··· Records

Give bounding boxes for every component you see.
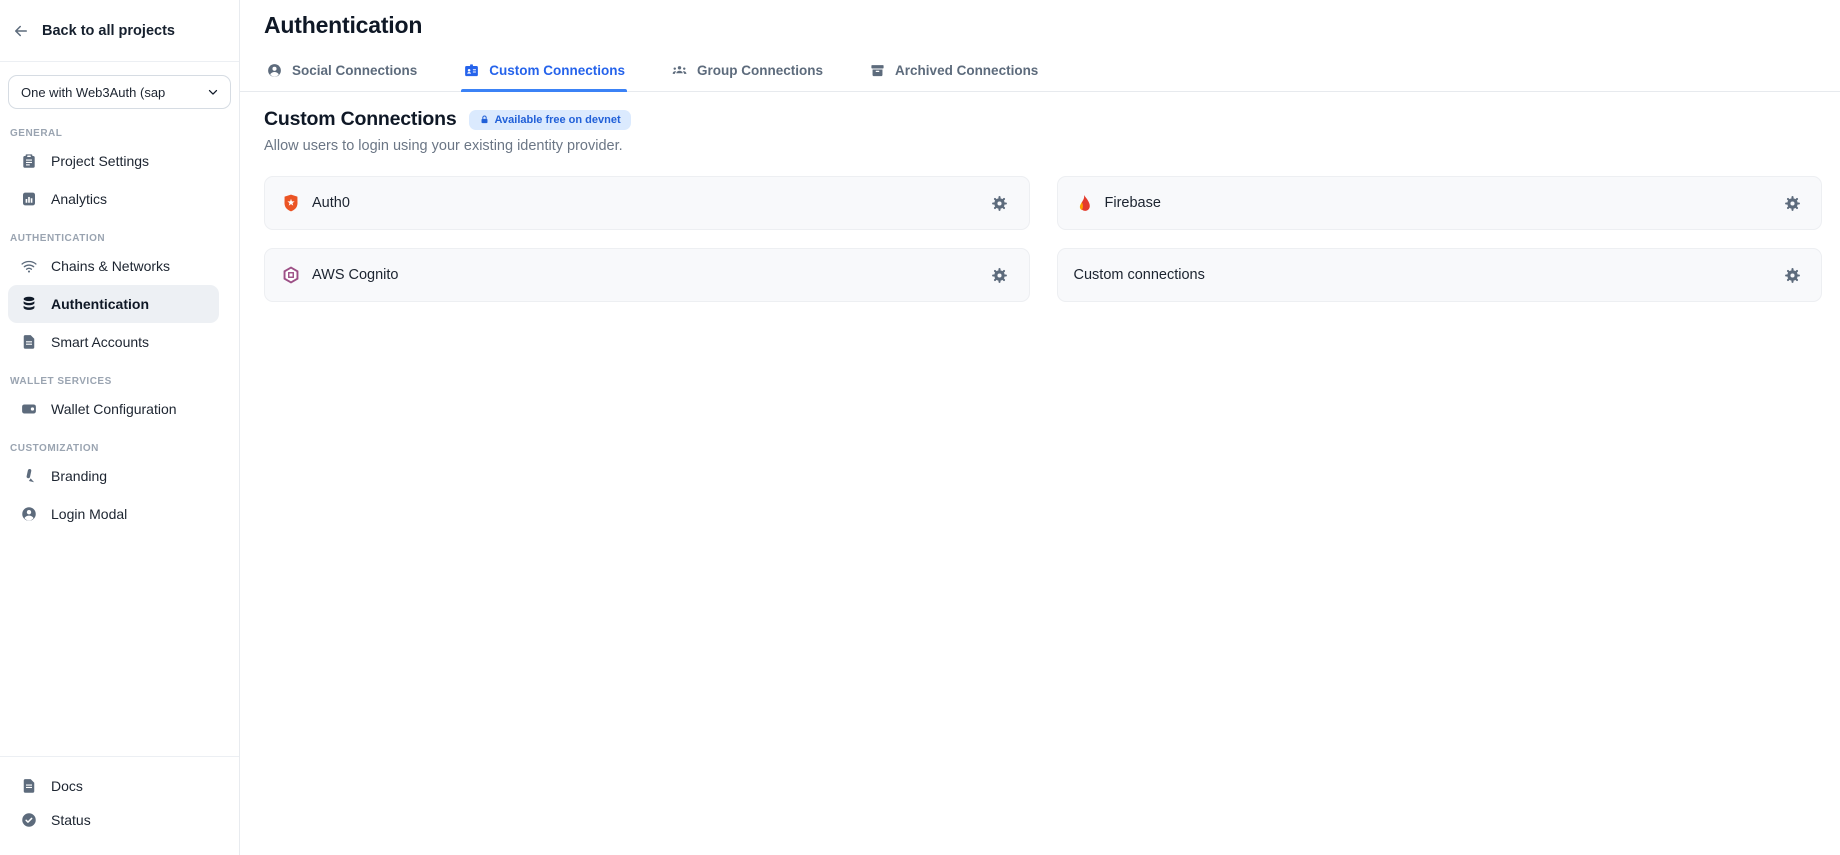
firebase-logo	[1074, 193, 1094, 213]
user-circle-icon	[20, 505, 38, 523]
tab-archived-connections[interactable]: Archived Connections	[867, 55, 1040, 91]
auth0-logo	[281, 193, 301, 213]
custom-connections-panel: Custom Connections Available free on dev…	[240, 92, 1840, 302]
check-circle-icon	[20, 811, 38, 829]
docs-icon	[20, 777, 38, 795]
id-badge-icon	[463, 62, 480, 79]
tab-social-connections[interactable]: Social Connections	[264, 55, 419, 91]
sidebar-item-authentication[interactable]: Authentication	[8, 285, 219, 323]
sidebar: Back to all projects One with Web3Auth (…	[0, 0, 240, 855]
card-firebase[interactable]: Firebase	[1057, 176, 1823, 230]
sidebar-item-label: Wallet Configuration	[51, 401, 177, 417]
card-label: AWS Cognito	[312, 267, 976, 283]
wallet-icon	[20, 400, 38, 418]
tab-label: Social Connections	[292, 63, 417, 78]
devnet-badge: Available free on devnet	[469, 110, 631, 130]
connections-grid: Auth0 Firebase	[264, 176, 1822, 302]
gear-icon[interactable]	[1779, 190, 1805, 216]
sidebar-item-analytics[interactable]: Analytics	[8, 180, 219, 218]
tab-group-connections[interactable]: Group Connections	[669, 55, 825, 91]
sidebar-footer: Docs Status	[0, 756, 239, 855]
sidebar-item-smart-accounts[interactable]: Smart Accounts	[8, 323, 219, 361]
sidebar-item-docs[interactable]: Docs	[8, 769, 219, 803]
main-content: Authentication Social Connections Custom…	[240, 0, 1840, 855]
card-auth0[interactable]: Auth0	[264, 176, 1030, 230]
back-to-projects-link[interactable]: Back to all projects	[0, 0, 239, 62]
sidebar-item-label: Docs	[51, 778, 83, 794]
chevron-down-icon	[206, 85, 220, 99]
sidebar-item-chains-networks[interactable]: Chains & Networks	[8, 247, 219, 285]
analytics-icon	[20, 190, 38, 208]
sidebar-nav: General Project Settings Analytics Authe…	[0, 113, 239, 756]
page-title: Authentication	[240, 0, 1840, 39]
tabs-bar: Social Connections Custom Connections Gr…	[240, 55, 1840, 92]
project-selector-dropdown[interactable]: One with Web3Auth (sap	[8, 75, 231, 109]
archive-icon	[869, 62, 886, 79]
app-window: Back to all projects One with Web3Auth (…	[0, 0, 1840, 855]
sidebar-item-label: Chains & Networks	[51, 258, 170, 274]
sidebar-item-label: Authentication	[51, 296, 149, 312]
project-selector-value: One with Web3Auth (sap	[21, 85, 200, 100]
card-custom-connections[interactable]: Custom connections	[1057, 248, 1823, 302]
sidebar-item-label: Login Modal	[51, 506, 127, 522]
devnet-badge-label: Available free on devnet	[495, 114, 621, 126]
person-circle-icon	[266, 62, 283, 79]
aws-cognito-logo	[281, 265, 301, 285]
clipboard-icon	[20, 152, 38, 170]
database-icon	[20, 295, 38, 313]
section-title: Custom Connections	[264, 108, 457, 131]
sidebar-item-wallet-configuration[interactable]: Wallet Configuration	[8, 390, 219, 428]
card-label: Firebase	[1105, 195, 1769, 211]
section-label-customization: Customization	[10, 443, 229, 454]
people-group-icon	[671, 62, 688, 79]
section-label-wallet-services: Wallet Services	[10, 376, 229, 387]
lock-icon	[479, 114, 490, 125]
tab-custom-connections[interactable]: Custom Connections	[461, 55, 627, 91]
sidebar-item-label: Project Settings	[51, 153, 149, 169]
section-label-authentication: Authentication	[10, 233, 229, 244]
tab-label: Custom Connections	[489, 63, 625, 78]
back-arrow-icon	[12, 22, 30, 40]
gear-icon[interactable]	[1779, 262, 1805, 288]
sidebar-item-login-modal[interactable]: Login Modal	[8, 495, 219, 533]
file-icon	[20, 333, 38, 351]
card-label: Custom connections	[1074, 267, 1769, 283]
sidebar-item-project-settings[interactable]: Project Settings	[8, 142, 219, 180]
tab-label: Archived Connections	[895, 63, 1038, 78]
wifi-icon	[20, 257, 38, 275]
brush-icon	[20, 467, 38, 485]
section-label-general: General	[10, 128, 229, 139]
card-aws-cognito[interactable]: AWS Cognito	[264, 248, 1030, 302]
tab-label: Group Connections	[697, 63, 823, 78]
section-description: Allow users to login using your existing…	[264, 138, 1822, 154]
sidebar-item-label: Analytics	[51, 191, 107, 207]
sidebar-item-status[interactable]: Status	[8, 803, 219, 837]
sidebar-item-branding[interactable]: Branding	[8, 457, 219, 495]
sidebar-item-label: Smart Accounts	[51, 334, 149, 350]
gear-icon[interactable]	[987, 262, 1013, 288]
card-label: Auth0	[312, 195, 976, 211]
gear-icon[interactable]	[987, 190, 1013, 216]
sidebar-item-label: Status	[51, 812, 91, 828]
sidebar-item-label: Branding	[51, 468, 107, 484]
back-label: Back to all projects	[42, 23, 175, 39]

······

(Written problem): Copy out every line of the rows above verbatim, leaving out the picture placeholders.

(Exercise response):
Give bounding boxes for every component you see.
firebase-logo	[1074, 193, 1094, 213]
user-circle-icon	[20, 505, 38, 523]
tab-archived-connections[interactable]: Archived Connections	[867, 55, 1040, 91]
auth0-logo	[281, 193, 301, 213]
custom-connections-panel: Custom Connections Available free on dev…	[240, 92, 1840, 302]
check-circle-icon	[20, 811, 38, 829]
docs-icon	[20, 777, 38, 795]
id-badge-icon	[463, 62, 480, 79]
tab-social-connections[interactable]: Social Connections	[264, 55, 419, 91]
sidebar-item-authentication[interactable]: Authentication	[8, 285, 219, 323]
sidebar: Back to all projects One with Web3Auth (…	[0, 0, 240, 855]
card-firebase[interactable]: Firebase	[1057, 176, 1823, 230]
sidebar-item-label: Wallet Configuration	[51, 401, 177, 417]
card-label: AWS Cognito	[312, 267, 976, 283]
wallet-icon	[20, 400, 38, 418]
tab-label: Social Connections	[292, 63, 417, 78]
devnet-badge: Available free on devnet	[469, 110, 631, 130]
connections-grid: Auth0 Firebase	[264, 176, 1822, 302]
gear-icon[interactable]	[1779, 190, 1805, 216]
sidebar-item-analytics[interactable]: Analytics	[8, 180, 219, 218]
tab-group-connections[interactable]: Group Connections	[669, 55, 825, 91]
sidebar-footer: Docs Status	[0, 756, 239, 855]
sidebar-item-smart-accounts[interactable]: Smart Accounts	[8, 323, 219, 361]
sidebar-item-docs[interactable]: Docs	[8, 769, 219, 803]
main-content: Authentication Social Connections Custom…	[240, 0, 1840, 855]
card-auth0[interactable]: Auth0	[264, 176, 1030, 230]
back-to-projects-link[interactable]: Back to all projects	[0, 0, 239, 62]
sidebar-item-label: Docs	[51, 778, 83, 794]
chevron-down-icon	[206, 85, 220, 99]
sidebar-item-chains-networks[interactable]: Chains & Networks	[8, 247, 219, 285]
analytics-icon	[20, 190, 38, 208]
sidebar-nav: General Project Settings Analytics Authe…	[0, 113, 239, 756]
page-title: Authentication	[240, 0, 1840, 39]
tabs-bar: Social Connections Custom Connections Gr…	[240, 55, 1840, 92]
project-selector-dropdown[interactable]: One with Web3Auth (sap	[8, 75, 231, 109]
archive-icon	[869, 62, 886, 79]
app-window: Back to all projects One with Web3Auth (…	[0, 0, 1840, 855]
sidebar-item-label: Chains & Networks	[51, 258, 170, 274]
sidebar-item-label: Authentication	[51, 296, 149, 312]
project-selector-value: One with Web3Auth (sap	[21, 85, 200, 100]
card-custom-connections[interactable]: Custom connections	[1057, 248, 1823, 302]
sidebar-item-label: Login Modal	[51, 506, 127, 522]
devnet-badge-label: Available free on devnet	[495, 114, 621, 126]
person-circle-icon	[266, 62, 283, 79]
aws-cognito-logo	[281, 265, 301, 285]
clipboard-icon	[20, 152, 38, 170]
database-icon	[20, 295, 38, 313]
section-title: Custom Connections	[264, 108, 457, 131]
sidebar-item-wallet-configuration[interactable]: Wallet Configuration	[8, 390, 219, 428]
card-label: Firebase	[1105, 195, 1769, 211]
section-label-customization: Customization	[10, 443, 229, 454]
people-group-icon	[671, 62, 688, 79]
section-label-wallet-services: Wallet Services	[10, 376, 229, 387]
lock-icon	[479, 114, 490, 125]
tab-custom-connections[interactable]: Custom Connections	[461, 55, 627, 91]
sidebar-item-label: Project Settings	[51, 153, 149, 169]
section-label-authentication: Authentication	[10, 233, 229, 244]
tab-label: Custom Connections	[489, 63, 625, 78]
back-arrow-icon	[12, 22, 30, 40]
gear-icon[interactable]	[1779, 262, 1805, 288]
sidebar-item-login-modal[interactable]: Login Modal	[8, 495, 219, 533]
file-icon	[20, 333, 38, 351]
card-label: Custom connections	[1074, 267, 1769, 283]
sidebar-item-project-settings[interactable]: Project Settings	[8, 142, 219, 180]
tab-label: Archived Connections	[895, 63, 1038, 78]
wifi-icon	[20, 257, 38, 275]
brush-icon	[20, 467, 38, 485]
section-label-general: General	[10, 128, 229, 139]
card-aws-cognito[interactable]: AWS Cognito	[264, 248, 1030, 302]
tab-label: Group Connections	[697, 63, 823, 78]
section-description: Allow users to login using your existing…	[264, 138, 1822, 154]
sidebar-item-label: Analytics	[51, 191, 107, 207]
sidebar-item-status[interactable]: Status	[8, 803, 219, 837]
sidebar-item-branding[interactable]: Branding	[8, 457, 219, 495]
sidebar-item-label: Smart Accounts	[51, 334, 149, 350]
gear-icon[interactable]	[987, 262, 1013, 288]
card-label: Auth0	[312, 195, 976, 211]
gear-icon[interactable]	[987, 190, 1013, 216]
sidebar-item-label: Status	[51, 812, 91, 828]
sidebar-item-label: Branding	[51, 468, 107, 484]
back-label: Back to all projects	[42, 23, 175, 39]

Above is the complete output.